[Task to complete]
Work out the number of lines with "Parameters" in them. Reply with that number and no other words.

** Start **

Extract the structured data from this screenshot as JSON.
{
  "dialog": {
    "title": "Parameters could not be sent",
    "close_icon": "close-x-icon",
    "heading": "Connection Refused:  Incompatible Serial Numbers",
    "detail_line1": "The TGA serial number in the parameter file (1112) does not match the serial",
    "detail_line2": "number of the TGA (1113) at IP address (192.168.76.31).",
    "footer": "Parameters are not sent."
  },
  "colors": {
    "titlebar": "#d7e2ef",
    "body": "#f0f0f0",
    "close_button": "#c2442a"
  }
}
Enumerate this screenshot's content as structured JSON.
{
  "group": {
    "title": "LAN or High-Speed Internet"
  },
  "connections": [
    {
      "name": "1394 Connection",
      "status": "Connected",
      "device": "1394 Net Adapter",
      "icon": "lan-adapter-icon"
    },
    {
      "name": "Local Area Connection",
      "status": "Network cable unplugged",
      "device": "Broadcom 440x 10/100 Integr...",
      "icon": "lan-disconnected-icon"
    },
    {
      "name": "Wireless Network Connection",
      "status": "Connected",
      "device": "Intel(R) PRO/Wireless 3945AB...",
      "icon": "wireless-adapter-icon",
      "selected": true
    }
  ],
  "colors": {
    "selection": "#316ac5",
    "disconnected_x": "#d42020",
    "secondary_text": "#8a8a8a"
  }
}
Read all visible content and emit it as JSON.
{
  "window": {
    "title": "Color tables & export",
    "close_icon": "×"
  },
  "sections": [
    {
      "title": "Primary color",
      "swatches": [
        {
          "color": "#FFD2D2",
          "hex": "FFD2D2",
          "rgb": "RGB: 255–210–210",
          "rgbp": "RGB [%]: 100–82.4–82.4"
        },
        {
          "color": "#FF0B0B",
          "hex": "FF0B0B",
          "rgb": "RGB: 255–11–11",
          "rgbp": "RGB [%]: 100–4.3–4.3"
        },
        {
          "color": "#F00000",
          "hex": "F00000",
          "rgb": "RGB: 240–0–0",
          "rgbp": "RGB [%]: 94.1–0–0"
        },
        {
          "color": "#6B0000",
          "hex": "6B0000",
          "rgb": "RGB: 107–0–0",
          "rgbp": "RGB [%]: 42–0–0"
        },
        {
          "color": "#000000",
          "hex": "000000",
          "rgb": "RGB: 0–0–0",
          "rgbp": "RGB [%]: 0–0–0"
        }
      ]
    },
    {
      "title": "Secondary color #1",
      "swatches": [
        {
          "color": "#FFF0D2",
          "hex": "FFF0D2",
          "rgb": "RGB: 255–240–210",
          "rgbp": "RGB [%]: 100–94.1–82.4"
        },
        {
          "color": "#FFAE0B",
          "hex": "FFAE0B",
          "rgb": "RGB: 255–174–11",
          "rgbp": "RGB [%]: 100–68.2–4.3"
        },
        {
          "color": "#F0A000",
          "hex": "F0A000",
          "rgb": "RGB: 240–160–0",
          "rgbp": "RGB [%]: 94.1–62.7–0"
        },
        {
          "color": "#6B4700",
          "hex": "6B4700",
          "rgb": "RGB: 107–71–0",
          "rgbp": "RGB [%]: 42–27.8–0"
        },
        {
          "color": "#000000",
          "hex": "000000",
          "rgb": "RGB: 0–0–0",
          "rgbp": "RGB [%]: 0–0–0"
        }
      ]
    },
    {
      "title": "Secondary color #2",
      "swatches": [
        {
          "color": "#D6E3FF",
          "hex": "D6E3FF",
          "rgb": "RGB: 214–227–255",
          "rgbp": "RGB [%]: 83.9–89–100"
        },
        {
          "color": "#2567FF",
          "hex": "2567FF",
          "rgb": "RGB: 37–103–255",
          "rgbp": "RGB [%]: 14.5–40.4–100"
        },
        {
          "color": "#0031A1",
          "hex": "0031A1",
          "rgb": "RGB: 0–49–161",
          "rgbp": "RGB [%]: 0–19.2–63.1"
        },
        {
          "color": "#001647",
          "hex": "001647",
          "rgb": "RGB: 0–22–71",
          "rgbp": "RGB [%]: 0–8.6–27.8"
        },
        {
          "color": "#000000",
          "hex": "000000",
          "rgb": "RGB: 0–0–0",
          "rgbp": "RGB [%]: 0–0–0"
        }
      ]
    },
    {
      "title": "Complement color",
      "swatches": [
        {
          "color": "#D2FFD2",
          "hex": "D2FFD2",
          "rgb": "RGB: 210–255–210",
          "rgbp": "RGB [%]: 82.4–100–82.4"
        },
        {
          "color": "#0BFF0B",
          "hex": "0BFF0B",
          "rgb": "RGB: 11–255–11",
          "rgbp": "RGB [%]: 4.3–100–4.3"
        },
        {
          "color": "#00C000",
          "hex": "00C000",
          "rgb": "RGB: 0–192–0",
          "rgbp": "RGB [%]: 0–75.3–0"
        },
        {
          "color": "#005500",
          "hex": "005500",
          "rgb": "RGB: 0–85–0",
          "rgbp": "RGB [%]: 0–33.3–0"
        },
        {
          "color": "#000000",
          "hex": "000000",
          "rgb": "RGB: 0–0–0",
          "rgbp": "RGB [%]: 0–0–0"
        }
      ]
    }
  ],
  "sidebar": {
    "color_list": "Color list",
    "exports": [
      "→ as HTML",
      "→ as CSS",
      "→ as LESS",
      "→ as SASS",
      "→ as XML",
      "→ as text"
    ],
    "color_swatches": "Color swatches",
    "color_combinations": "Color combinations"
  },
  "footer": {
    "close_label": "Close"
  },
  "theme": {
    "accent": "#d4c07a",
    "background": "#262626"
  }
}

** End **
** Start **

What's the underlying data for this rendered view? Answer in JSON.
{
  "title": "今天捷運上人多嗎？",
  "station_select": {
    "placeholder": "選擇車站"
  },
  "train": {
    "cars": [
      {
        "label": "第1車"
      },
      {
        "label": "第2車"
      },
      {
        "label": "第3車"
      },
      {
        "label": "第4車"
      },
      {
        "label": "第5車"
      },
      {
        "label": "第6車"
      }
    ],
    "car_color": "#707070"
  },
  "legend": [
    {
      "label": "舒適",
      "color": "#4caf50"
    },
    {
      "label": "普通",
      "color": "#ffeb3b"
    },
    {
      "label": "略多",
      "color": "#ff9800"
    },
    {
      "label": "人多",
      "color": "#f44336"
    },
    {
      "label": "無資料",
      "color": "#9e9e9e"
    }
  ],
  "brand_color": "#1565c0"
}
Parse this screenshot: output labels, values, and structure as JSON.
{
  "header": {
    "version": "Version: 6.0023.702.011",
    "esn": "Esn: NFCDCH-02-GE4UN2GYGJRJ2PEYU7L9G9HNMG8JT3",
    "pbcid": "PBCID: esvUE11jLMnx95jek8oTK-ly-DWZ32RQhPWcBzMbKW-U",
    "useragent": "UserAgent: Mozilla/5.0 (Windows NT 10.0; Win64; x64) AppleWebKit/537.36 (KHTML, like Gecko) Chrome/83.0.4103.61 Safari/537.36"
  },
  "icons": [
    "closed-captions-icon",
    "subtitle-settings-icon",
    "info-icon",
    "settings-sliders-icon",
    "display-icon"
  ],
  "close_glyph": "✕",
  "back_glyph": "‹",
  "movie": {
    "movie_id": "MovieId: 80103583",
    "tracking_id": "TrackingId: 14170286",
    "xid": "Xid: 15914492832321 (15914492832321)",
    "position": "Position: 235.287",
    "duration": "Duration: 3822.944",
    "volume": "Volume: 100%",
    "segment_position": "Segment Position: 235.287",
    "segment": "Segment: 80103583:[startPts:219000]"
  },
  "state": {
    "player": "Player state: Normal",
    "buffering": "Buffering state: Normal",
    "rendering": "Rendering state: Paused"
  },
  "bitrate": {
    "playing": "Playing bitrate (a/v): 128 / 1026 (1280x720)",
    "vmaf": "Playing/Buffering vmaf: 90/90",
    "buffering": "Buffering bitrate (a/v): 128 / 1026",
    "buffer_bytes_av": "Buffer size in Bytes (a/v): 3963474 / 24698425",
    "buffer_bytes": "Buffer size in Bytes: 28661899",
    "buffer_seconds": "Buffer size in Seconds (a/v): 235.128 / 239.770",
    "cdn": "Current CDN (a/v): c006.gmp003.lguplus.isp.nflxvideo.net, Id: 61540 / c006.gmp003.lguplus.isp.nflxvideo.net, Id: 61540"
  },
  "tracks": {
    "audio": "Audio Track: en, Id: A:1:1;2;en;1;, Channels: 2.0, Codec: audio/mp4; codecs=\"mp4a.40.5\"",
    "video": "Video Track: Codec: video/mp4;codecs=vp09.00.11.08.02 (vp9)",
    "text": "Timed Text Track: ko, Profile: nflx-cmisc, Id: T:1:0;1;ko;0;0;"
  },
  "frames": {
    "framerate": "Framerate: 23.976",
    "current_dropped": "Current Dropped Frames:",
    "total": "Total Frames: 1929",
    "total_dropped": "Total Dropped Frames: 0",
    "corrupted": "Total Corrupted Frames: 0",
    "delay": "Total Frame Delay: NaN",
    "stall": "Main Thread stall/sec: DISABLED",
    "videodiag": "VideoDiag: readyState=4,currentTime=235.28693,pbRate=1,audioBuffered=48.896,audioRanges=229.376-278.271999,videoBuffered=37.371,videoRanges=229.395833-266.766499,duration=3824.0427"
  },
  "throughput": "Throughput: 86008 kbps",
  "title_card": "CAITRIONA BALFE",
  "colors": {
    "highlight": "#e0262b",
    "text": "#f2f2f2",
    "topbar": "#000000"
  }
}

** End **
** Start **

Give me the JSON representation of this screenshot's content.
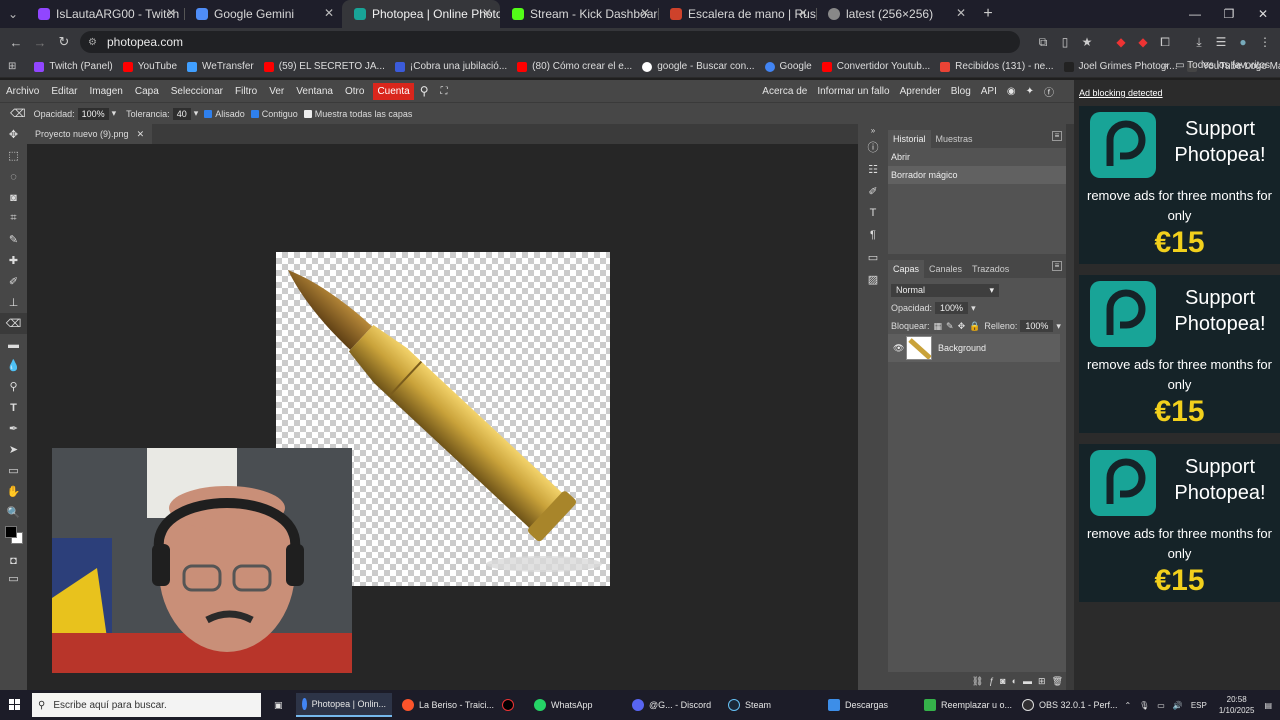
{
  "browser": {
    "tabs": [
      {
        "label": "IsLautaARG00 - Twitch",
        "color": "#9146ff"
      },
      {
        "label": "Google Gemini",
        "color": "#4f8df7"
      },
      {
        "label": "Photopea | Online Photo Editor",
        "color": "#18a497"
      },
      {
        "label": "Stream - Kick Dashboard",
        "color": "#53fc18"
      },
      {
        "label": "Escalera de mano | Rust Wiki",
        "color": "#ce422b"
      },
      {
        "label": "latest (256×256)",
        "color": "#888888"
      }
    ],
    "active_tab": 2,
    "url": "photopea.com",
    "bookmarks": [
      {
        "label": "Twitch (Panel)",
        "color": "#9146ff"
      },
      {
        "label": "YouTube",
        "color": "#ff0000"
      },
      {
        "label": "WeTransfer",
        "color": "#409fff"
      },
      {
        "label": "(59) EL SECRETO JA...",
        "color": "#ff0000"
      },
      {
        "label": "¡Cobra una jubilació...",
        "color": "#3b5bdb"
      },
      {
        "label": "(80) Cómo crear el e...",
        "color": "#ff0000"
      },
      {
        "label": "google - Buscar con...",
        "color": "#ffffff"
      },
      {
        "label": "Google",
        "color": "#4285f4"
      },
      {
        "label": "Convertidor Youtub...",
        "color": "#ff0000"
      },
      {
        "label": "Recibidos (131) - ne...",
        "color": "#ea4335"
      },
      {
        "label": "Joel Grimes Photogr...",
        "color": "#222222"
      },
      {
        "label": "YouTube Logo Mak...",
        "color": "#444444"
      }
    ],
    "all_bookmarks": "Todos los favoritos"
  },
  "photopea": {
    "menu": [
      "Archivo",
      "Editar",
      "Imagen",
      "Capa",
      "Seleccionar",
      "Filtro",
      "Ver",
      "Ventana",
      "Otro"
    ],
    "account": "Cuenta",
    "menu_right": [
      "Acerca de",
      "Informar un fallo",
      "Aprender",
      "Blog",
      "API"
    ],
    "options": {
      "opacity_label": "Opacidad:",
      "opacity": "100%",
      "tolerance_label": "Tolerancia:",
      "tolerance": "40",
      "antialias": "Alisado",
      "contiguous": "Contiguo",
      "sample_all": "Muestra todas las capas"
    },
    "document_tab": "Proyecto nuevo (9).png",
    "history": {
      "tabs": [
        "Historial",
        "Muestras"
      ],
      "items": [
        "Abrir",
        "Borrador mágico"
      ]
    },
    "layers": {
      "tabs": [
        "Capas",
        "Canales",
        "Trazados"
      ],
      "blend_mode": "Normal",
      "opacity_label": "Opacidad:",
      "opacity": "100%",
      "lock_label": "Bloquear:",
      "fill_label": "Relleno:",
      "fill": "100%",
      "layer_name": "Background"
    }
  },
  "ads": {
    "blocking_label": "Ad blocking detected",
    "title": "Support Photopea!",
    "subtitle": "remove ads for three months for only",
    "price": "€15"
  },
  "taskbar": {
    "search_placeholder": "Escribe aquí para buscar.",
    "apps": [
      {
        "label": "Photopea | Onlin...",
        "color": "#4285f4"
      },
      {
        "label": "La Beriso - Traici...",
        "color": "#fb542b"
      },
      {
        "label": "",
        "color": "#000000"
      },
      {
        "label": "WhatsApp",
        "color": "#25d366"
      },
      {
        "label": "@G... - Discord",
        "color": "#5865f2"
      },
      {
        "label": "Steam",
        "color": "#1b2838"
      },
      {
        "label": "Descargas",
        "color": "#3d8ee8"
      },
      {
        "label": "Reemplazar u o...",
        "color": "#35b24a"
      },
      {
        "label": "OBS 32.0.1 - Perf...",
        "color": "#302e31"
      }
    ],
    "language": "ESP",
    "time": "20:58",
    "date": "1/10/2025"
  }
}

** End **

[Answer to the problem]
2